:: TASK DIRECTIONS ::
Could you give the entries back exactly as they stand, minus any pictures?
━━━ SUPPLIED ENTRIES
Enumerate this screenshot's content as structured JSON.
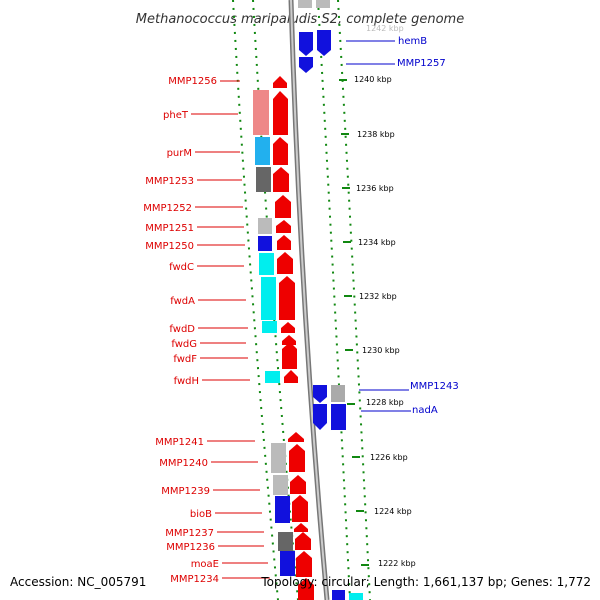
{
  "title": "Methanococcus maripaludis S2, complete genome",
  "partial_top_tick": "1242 kbp",
  "footer": {
    "accession": "Accession: NC_005791",
    "topology": "Topology: circular; Length: 1,661,137 bp; Genes: 1,772"
  },
  "colors": {
    "forward_strand_gene": "#ee0000",
    "reverse_strand_gene": "#0000dd",
    "forward_label": "#dd0000",
    "reverse_label": "#0000cc",
    "backbone": "#888888",
    "tick": "#118811",
    "cog_pink": "#ee8888",
    "cog_lightblue": "#22b0ee",
    "cog_darkgray": "#666666",
    "cog_lightgray": "#bbbbbb",
    "cog_blue": "#1111dd",
    "cog_cyan": "#00eeee"
  },
  "axis_ticks": [
    "1240 kbp",
    "1238 kbp",
    "1236 kbp",
    "1234 kbp",
    "1232 kbp",
    "1230 kbp",
    "1228 kbp",
    "1226 kbp",
    "1224 kbp",
    "1222 kbp"
  ],
  "left_labels": [
    "MMP1256",
    "pheT",
    "purM",
    "MMP1253",
    "MMP1252",
    "MMP1251",
    "MMP1250",
    "fwdC",
    "fwdA",
    "fwdD",
    "fwdG",
    "fwdF",
    "fwdH",
    "MMP1241",
    "MMP1240",
    "MMP1239",
    "bioB",
    "MMP1237",
    "MMP1236",
    "moaE",
    "MMP1234"
  ],
  "right_labels": [
    "hemB",
    "MMP1257",
    "MMP1243",
    "nadA"
  ],
  "gene_colors": {
    "red_arrow": "forward strand",
    "blue_arrow": "reverse strand"
  }
}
━━━━━━
:: REPLY TO THE TASK ::
Enumerate this screenshot's content as structured JSON.
{
  "title": "Methanococcus maripaludis S2, complete genome",
  "partial_top_tick": "1242 kbp",
  "footer": {
    "accession": "Accession: NC_005791",
    "topology": "Topology: circular; Length: 1,661,137 bp; Genes: 1,772"
  },
  "colors": {
    "forward_strand_gene": "#ee0000",
    "reverse_strand_gene": "#0000dd",
    "forward_label": "#dd0000",
    "reverse_label": "#0000cc",
    "backbone": "#888888",
    "tick": "#118811",
    "cog_pink": "#ee8888",
    "cog_lightblue": "#22b0ee",
    "cog_darkgray": "#666666",
    "cog_lightgray": "#bbbbbb",
    "cog_blue": "#1111dd",
    "cog_cyan": "#00eeee"
  },
  "axis_ticks": [
    "1240 kbp",
    "1238 kbp",
    "1236 kbp",
    "1234 kbp",
    "1232 kbp",
    "1230 kbp",
    "1228 kbp",
    "1226 kbp",
    "1224 kbp",
    "1222 kbp"
  ],
  "left_labels": [
    "MMP1256",
    "pheT",
    "purM",
    "MMP1253",
    "MMP1252",
    "MMP1251",
    "MMP1250",
    "fwdC",
    "fwdA",
    "fwdD",
    "fwdG",
    "fwdF",
    "fwdH",
    "MMP1241",
    "MMP1240",
    "MMP1239",
    "bioB",
    "MMP1237",
    "MMP1236",
    "moaE",
    "MMP1234"
  ],
  "right_labels": [
    "hemB",
    "MMP1257",
    "MMP1243",
    "nadA"
  ],
  "gene_colors": {
    "red_arrow": "forward strand",
    "blue_arrow": "reverse strand"
  }
}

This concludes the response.